» **Written problem**: Wherever the word "true" appears in a line, copy that line.

....

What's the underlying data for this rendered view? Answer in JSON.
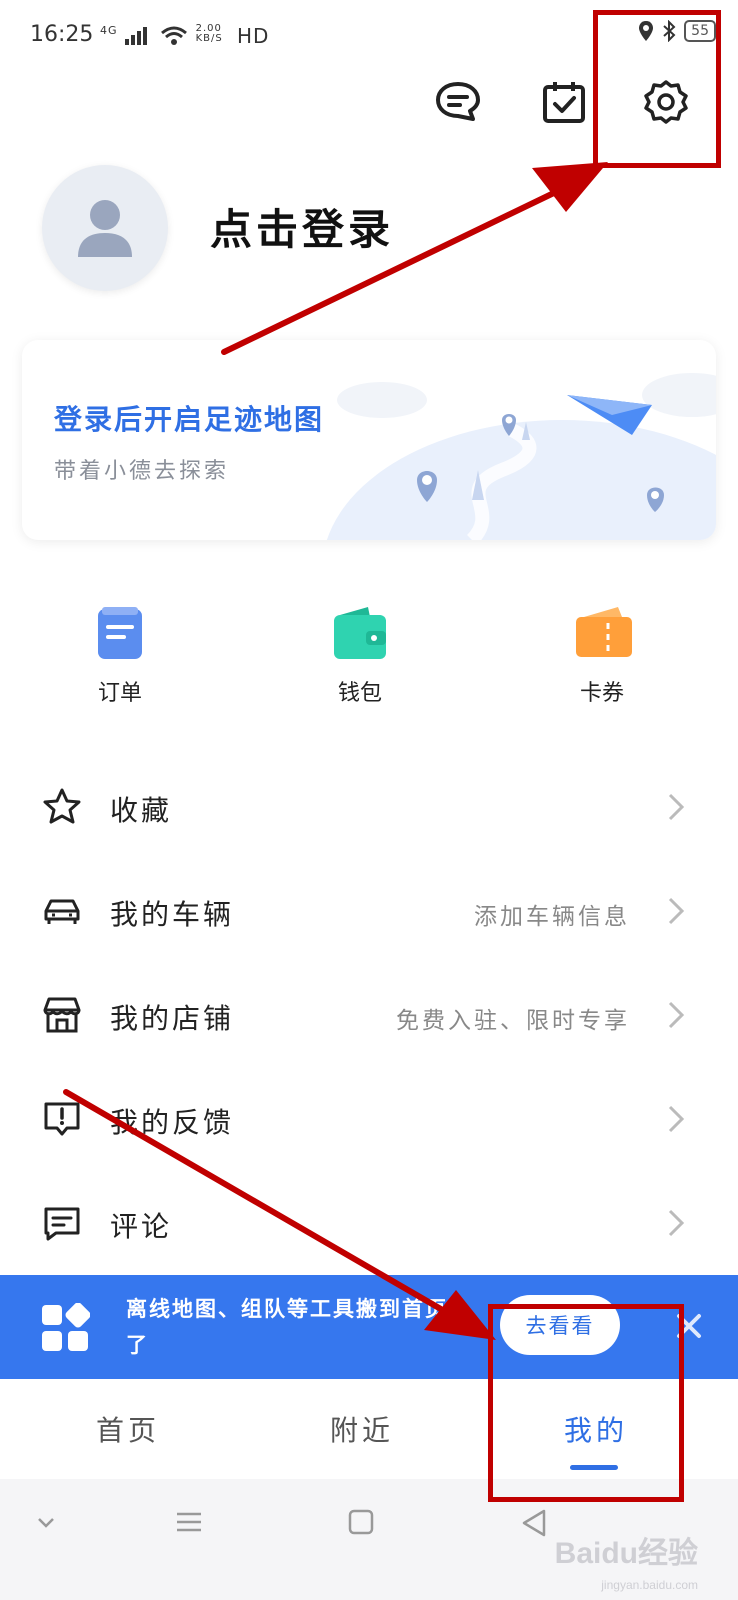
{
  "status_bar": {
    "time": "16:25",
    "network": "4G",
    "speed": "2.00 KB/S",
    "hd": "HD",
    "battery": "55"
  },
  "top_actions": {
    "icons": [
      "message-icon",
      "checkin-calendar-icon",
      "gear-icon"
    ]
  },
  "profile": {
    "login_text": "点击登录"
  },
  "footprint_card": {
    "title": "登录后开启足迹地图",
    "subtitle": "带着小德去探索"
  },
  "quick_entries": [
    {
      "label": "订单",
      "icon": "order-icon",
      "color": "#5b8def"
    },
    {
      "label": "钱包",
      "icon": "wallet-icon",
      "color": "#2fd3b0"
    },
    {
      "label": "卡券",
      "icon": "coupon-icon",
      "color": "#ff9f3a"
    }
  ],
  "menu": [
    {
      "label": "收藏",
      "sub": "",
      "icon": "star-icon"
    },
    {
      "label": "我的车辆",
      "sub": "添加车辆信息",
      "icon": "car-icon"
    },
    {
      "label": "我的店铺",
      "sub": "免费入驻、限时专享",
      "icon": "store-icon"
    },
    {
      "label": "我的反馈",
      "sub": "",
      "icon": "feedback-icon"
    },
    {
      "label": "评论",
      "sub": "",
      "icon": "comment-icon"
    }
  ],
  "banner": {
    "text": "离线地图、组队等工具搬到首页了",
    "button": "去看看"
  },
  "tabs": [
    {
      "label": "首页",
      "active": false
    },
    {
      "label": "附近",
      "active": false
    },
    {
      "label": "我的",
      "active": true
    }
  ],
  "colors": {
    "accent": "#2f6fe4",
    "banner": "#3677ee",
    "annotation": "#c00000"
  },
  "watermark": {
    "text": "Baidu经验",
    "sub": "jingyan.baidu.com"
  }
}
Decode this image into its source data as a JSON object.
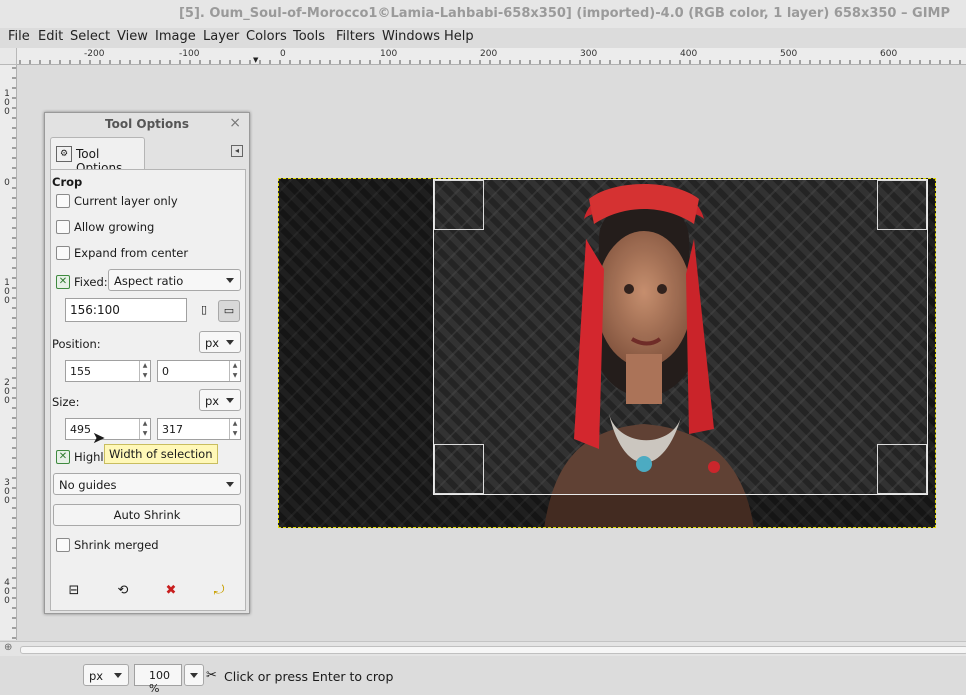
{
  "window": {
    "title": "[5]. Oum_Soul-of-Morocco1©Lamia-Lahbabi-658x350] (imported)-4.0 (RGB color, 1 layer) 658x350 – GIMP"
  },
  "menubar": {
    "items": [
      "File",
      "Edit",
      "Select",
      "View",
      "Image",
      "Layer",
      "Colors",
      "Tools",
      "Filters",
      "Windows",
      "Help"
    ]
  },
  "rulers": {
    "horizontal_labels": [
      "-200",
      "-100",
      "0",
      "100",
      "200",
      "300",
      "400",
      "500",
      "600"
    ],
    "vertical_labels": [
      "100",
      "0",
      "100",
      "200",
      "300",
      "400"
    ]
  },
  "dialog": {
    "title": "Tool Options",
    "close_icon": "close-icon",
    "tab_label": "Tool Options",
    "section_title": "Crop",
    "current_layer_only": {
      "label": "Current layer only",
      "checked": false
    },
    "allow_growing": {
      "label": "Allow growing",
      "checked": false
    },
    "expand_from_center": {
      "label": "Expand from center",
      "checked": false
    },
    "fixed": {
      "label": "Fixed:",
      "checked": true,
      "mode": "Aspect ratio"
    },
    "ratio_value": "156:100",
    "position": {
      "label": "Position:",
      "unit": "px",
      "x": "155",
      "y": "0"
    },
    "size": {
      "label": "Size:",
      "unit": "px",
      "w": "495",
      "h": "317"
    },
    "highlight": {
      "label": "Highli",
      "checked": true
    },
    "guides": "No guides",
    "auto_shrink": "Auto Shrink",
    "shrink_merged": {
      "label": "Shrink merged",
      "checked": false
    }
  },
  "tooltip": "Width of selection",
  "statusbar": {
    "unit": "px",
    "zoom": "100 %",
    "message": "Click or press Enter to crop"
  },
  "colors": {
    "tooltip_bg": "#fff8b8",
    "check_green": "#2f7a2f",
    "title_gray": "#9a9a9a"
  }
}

....

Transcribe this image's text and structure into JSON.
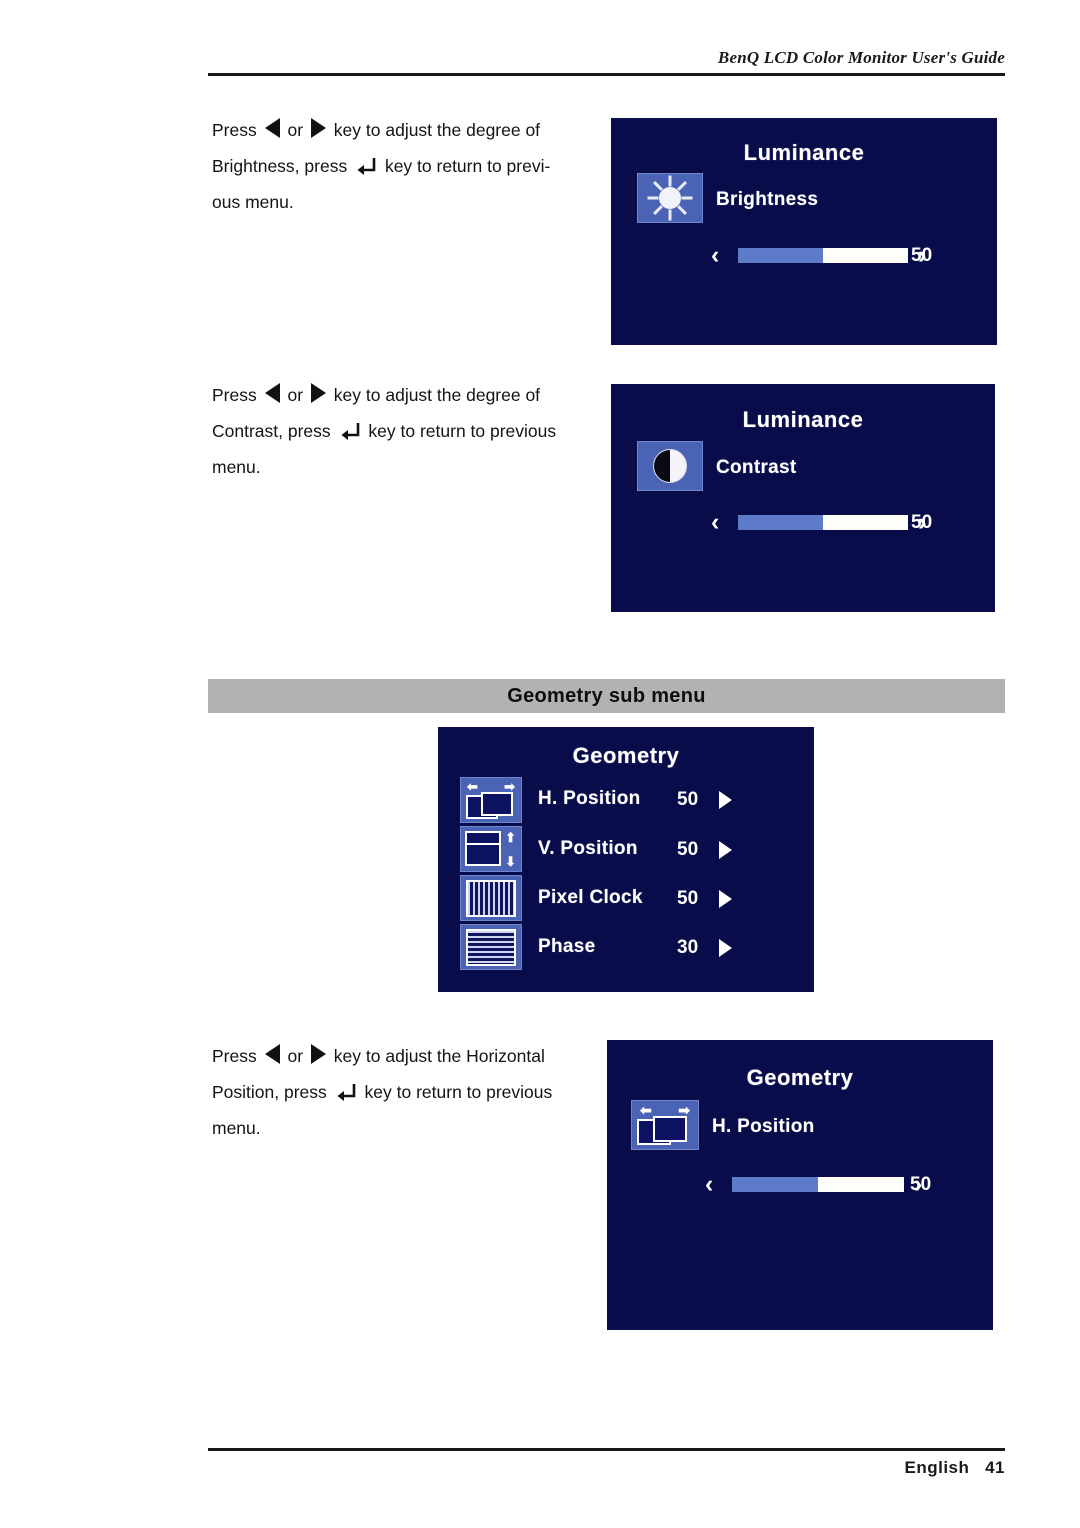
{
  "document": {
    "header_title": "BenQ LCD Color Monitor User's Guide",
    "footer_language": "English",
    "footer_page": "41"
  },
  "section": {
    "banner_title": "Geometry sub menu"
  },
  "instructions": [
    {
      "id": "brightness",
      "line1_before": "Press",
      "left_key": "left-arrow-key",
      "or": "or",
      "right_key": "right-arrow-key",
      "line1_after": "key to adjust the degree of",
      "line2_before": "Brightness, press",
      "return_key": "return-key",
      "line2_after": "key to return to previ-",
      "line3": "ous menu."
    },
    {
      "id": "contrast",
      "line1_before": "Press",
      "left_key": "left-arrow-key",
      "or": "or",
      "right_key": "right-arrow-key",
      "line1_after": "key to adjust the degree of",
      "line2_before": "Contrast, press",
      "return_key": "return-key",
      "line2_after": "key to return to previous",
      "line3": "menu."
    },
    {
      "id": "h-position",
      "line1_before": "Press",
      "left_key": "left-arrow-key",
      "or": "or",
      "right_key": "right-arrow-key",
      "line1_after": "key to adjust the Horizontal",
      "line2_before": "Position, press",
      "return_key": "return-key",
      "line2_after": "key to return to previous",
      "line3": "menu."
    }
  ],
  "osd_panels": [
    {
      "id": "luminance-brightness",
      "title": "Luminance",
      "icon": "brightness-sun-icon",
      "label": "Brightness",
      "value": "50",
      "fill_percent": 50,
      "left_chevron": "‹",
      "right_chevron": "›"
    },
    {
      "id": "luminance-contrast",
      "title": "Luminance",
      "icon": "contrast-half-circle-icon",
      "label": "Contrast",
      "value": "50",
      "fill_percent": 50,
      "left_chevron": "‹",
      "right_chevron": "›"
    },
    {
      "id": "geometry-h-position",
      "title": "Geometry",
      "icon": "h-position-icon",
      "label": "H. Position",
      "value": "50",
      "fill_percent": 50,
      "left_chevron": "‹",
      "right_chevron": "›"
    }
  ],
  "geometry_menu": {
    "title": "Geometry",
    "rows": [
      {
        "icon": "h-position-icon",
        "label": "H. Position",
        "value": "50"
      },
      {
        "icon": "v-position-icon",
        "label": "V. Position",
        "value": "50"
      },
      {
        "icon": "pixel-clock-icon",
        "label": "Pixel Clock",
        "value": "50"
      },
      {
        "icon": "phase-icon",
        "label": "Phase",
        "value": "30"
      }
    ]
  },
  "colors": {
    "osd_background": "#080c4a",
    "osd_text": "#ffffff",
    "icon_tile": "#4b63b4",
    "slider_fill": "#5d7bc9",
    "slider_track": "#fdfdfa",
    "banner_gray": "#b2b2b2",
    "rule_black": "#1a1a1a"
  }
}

....

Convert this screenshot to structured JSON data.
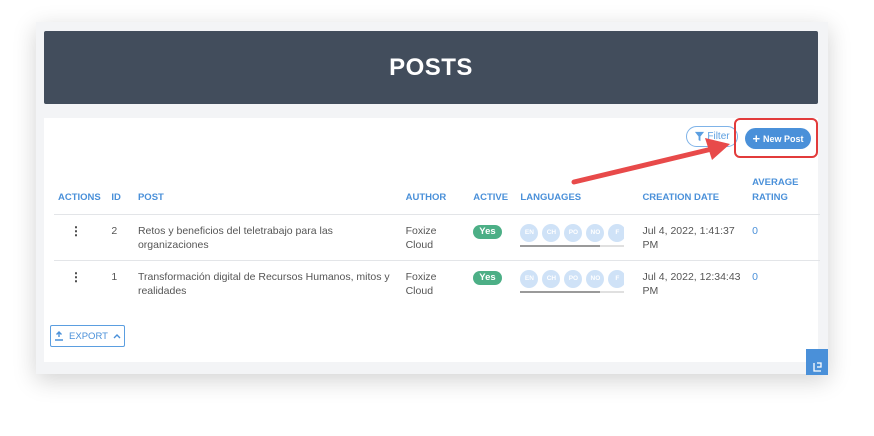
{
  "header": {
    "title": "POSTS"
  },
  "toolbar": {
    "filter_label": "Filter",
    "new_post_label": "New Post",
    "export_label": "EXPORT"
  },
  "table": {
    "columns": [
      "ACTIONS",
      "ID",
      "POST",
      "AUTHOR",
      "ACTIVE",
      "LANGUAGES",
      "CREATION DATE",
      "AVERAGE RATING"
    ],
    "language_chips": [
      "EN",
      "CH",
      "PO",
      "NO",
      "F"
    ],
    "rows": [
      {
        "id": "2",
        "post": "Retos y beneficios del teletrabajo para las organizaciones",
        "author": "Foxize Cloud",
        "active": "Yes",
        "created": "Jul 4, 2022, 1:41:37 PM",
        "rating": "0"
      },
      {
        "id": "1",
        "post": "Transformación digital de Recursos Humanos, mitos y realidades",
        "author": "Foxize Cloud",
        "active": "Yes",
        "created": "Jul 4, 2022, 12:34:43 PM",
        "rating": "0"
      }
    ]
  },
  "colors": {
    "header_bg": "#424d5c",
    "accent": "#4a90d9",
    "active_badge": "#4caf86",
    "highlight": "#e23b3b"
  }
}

....

» **Output of the task**:
      "active": true
      "checked": true,
      "checked": true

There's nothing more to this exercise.